Requirements => Reproduce the listing below exactly. Pictures do not belong in the copy.

++++ The input

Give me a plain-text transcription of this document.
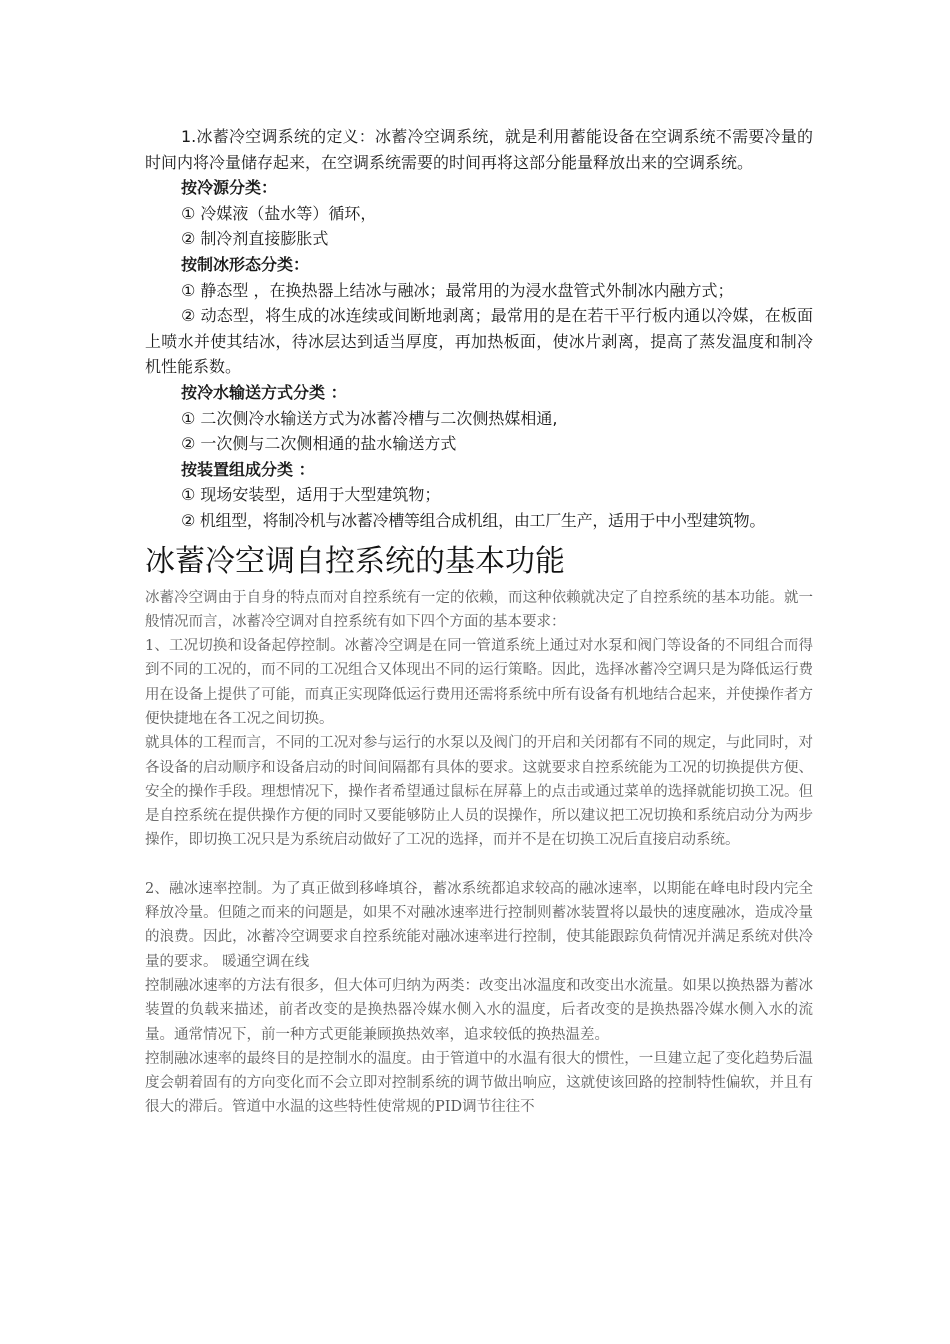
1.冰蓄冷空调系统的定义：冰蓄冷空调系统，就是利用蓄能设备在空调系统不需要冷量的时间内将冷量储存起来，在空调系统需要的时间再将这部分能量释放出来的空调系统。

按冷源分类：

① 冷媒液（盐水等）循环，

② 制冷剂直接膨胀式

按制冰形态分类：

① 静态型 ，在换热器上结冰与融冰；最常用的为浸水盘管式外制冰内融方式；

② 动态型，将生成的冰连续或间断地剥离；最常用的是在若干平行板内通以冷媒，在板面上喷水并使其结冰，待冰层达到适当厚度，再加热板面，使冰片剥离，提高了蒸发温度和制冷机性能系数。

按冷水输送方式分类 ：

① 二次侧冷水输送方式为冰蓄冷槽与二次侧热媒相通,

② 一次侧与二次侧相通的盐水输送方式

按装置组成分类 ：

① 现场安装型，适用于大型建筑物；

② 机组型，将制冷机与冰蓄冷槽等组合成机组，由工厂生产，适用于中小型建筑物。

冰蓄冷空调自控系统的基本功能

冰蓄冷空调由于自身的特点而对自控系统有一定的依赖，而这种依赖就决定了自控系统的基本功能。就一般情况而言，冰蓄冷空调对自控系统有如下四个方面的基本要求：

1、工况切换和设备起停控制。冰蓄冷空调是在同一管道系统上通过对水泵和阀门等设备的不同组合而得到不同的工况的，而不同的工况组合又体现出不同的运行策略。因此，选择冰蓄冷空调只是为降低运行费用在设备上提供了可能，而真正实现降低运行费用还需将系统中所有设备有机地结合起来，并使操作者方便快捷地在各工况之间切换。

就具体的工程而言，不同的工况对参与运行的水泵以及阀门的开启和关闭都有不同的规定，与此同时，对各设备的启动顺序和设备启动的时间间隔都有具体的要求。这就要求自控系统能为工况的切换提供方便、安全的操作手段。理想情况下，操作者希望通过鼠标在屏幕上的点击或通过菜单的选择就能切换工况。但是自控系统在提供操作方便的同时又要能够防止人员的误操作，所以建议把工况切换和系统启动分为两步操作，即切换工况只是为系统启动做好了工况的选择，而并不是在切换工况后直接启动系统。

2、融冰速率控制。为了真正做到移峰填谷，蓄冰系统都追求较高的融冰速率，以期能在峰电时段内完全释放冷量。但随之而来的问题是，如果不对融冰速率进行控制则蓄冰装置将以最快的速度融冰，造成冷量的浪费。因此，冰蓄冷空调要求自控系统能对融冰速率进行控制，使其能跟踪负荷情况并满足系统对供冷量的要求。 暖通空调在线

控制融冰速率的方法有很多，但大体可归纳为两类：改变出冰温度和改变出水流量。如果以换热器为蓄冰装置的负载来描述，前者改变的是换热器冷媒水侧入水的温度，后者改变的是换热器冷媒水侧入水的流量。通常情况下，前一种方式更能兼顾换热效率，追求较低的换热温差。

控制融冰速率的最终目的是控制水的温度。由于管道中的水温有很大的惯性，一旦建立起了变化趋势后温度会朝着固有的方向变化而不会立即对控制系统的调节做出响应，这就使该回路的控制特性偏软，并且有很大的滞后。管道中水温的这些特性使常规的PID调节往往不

++++++++

Solution for this task =>
Give me a plain-text transcription of this document.
1.冰蓄冷空调系统的定义：冰蓄冷空调系统，就是利用蓄能设备在空调系统不需要冷量的时间内将冷量储存起来，在空调系统需要的时间再将这部分能量释放出来的空调系统。

按冷源分类：

① 冷媒液（盐水等）循环，

② 制冷剂直接膨胀式

按制冰形态分类：

① 静态型 ，在换热器上结冰与融冰；最常用的为浸水盘管式外制冰内融方式；

② 动态型，将生成的冰连续或间断地剥离；最常用的是在若干平行板内通以冷媒，在板面上喷水并使其结冰，待冰层达到适当厚度，再加热板面，使冰片剥离，提高了蒸发温度和制冷机性能系数。

按冷水输送方式分类 ：

① 二次侧冷水输送方式为冰蓄冷槽与二次侧热媒相通,

② 一次侧与二次侧相通的盐水输送方式

按装置组成分类 ：

① 现场安装型，适用于大型建筑物；

② 机组型，将制冷机与冰蓄冷槽等组合成机组，由工厂生产，适用于中小型建筑物。

冰蓄冷空调自控系统的基本功能

冰蓄冷空调由于自身的特点而对自控系统有一定的依赖，而这种依赖就决定了自控系统的基本功能。就一般情况而言，冰蓄冷空调对自控系统有如下四个方面的基本要求：

1、工况切换和设备起停控制。冰蓄冷空调是在同一管道系统上通过对水泵和阀门等设备的不同组合而得到不同的工况的，而不同的工况组合又体现出不同的运行策略。因此，选择冰蓄冷空调只是为降低运行费用在设备上提供了可能，而真正实现降低运行费用还需将系统中所有设备有机地结合起来，并使操作者方便快捷地在各工况之间切换。

就具体的工程而言，不同的工况对参与运行的水泵以及阀门的开启和关闭都有不同的规定，与此同时，对各设备的启动顺序和设备启动的时间间隔都有具体的要求。这就要求自控系统能为工况的切换提供方便、安全的操作手段。理想情况下，操作者希望通过鼠标在屏幕上的点击或通过菜单的选择就能切换工况。但是自控系统在提供操作方便的同时又要能够防止人员的误操作，所以建议把工况切换和系统启动分为两步操作，即切换工况只是为系统启动做好了工况的选择，而并不是在切换工况后直接启动系统。

2、融冰速率控制。为了真正做到移峰填谷，蓄冰系统都追求较高的融冰速率，以期能在峰电时段内完全释放冷量。但随之而来的问题是，如果不对融冰速率进行控制则蓄冰装置将以最快的速度融冰，造成冷量的浪费。因此，冰蓄冷空调要求自控系统能对融冰速率进行控制，使其能跟踪负荷情况并满足系统对供冷量的要求。 暖通空调在线

控制融冰速率的方法有很多，但大体可归纳为两类：改变出冰温度和改变出水流量。如果以换热器为蓄冰装置的负载来描述，前者改变的是换热器冷媒水侧入水的温度，后者改变的是换热器冷媒水侧入水的流量。通常情况下，前一种方式更能兼顾换热效率，追求较低的换热温差。

控制融冰速率的最终目的是控制水的温度。由于管道中的水温有很大的惯性，一旦建立起了变化趋势后温度会朝着固有的方向变化而不会立即对控制系统的调节做出响应，这就使该回路的控制特性偏软，并且有很大的滞后。管道中水温的这些特性使常规的PID调节往往不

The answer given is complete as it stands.